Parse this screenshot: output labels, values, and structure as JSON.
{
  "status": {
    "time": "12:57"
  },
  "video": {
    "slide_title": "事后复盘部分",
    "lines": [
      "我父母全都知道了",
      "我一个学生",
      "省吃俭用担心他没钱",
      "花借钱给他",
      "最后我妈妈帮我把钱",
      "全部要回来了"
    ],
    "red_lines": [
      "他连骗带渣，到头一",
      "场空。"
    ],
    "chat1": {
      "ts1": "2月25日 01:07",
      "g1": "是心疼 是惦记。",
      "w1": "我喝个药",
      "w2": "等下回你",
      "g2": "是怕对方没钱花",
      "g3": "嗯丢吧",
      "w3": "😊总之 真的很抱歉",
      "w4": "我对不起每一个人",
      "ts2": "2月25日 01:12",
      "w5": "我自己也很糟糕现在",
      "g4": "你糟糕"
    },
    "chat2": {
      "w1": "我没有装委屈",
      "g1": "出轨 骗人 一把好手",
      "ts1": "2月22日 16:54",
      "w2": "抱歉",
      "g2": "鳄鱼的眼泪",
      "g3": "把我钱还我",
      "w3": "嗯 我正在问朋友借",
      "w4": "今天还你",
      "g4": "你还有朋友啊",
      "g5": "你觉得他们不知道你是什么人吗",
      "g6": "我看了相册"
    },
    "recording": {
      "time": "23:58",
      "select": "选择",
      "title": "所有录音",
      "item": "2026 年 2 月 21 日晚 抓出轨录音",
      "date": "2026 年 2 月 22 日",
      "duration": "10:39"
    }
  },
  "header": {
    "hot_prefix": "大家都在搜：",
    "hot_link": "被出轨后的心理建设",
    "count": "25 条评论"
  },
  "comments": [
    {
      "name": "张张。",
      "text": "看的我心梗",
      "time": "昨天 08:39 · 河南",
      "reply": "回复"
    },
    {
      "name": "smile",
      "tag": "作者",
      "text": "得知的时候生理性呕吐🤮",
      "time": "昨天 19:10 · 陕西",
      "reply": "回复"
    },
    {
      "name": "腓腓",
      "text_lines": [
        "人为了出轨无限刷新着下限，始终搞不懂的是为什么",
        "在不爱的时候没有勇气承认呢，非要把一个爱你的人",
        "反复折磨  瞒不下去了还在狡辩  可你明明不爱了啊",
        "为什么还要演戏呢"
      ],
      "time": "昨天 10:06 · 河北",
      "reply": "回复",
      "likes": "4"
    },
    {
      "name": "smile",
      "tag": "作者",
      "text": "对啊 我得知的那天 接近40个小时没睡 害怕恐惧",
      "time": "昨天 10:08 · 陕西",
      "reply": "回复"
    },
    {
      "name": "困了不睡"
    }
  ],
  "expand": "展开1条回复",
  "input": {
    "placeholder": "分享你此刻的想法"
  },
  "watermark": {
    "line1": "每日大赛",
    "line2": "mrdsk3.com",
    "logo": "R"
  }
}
+-------+
- _Required work_
Reproduce the data in its entirety, matching each character.

- _Reply_
Parse this screenshot: output labels, values, and structure as JSON.
{
  "status": {
    "time": "12:57"
  },
  "video": {
    "slide_title": "事后复盘部分",
    "lines": [
      "我父母全都知道了",
      "我一个学生",
      "省吃俭用担心他没钱",
      "花借钱给他",
      "最后我妈妈帮我把钱",
      "全部要回来了"
    ],
    "red_lines": [
      "他连骗带渣，到头一",
      "场空。"
    ],
    "chat1": {
      "ts1": "2月25日 01:07",
      "g1": "是心疼 是惦记。",
      "w1": "我喝个药",
      "w2": "等下回你",
      "g2": "是怕对方没钱花",
      "g3": "嗯丢吧",
      "w3": "😊总之 真的很抱歉",
      "w4": "我对不起每一个人",
      "ts2": "2月25日 01:12",
      "w5": "我自己也很糟糕现在",
      "g4": "你糟糕"
    },
    "chat2": {
      "w1": "我没有装委屈",
      "g1": "出轨 骗人 一把好手",
      "ts1": "2月22日 16:54",
      "w2": "抱歉",
      "g2": "鳄鱼的眼泪",
      "g3": "把我钱还我",
      "w3": "嗯 我正在问朋友借",
      "w4": "今天还你",
      "g4": "你还有朋友啊",
      "g5": "你觉得他们不知道你是什么人吗",
      "g6": "我看了相册"
    },
    "recording": {
      "time": "23:58",
      "select": "选择",
      "title": "所有录音",
      "item": "2026 年 2 月 21 日晚 抓出轨录音",
      "date": "2026 年 2 月 22 日",
      "duration": "10:39"
    }
  },
  "header": {
    "hot_prefix": "大家都在搜：",
    "hot_link": "被出轨后的心理建设",
    "count": "25 条评论"
  },
  "comments": [
    {
      "name": "张张。",
      "text": "看的我心梗",
      "time": "昨天 08:39 · 河南",
      "reply": "回复"
    },
    {
      "name": "smile",
      "tag": "作者",
      "text": "得知的时候生理性呕吐🤮",
      "time": "昨天 19:10 · 陕西",
      "reply": "回复"
    },
    {
      "name": "腓腓",
      "text_lines": [
        "人为了出轨无限刷新着下限，始终搞不懂的是为什么",
        "在不爱的时候没有勇气承认呢，非要把一个爱你的人",
        "反复折磨  瞒不下去了还在狡辩  可你明明不爱了啊",
        "为什么还要演戏呢"
      ],
      "time": "昨天 10:06 · 河北",
      "reply": "回复",
      "likes": "4"
    },
    {
      "name": "smile",
      "tag": "作者",
      "text": "对啊 我得知的那天 接近40个小时没睡 害怕恐惧",
      "time": "昨天 10:08 · 陕西",
      "reply": "回复"
    },
    {
      "name": "困了不睡"
    }
  ],
  "expand": "展开1条回复",
  "input": {
    "placeholder": "分享你此刻的想法"
  },
  "watermark": {
    "line1": "每日大赛",
    "line2": "mrdsk3.com",
    "logo": "R"
  }
}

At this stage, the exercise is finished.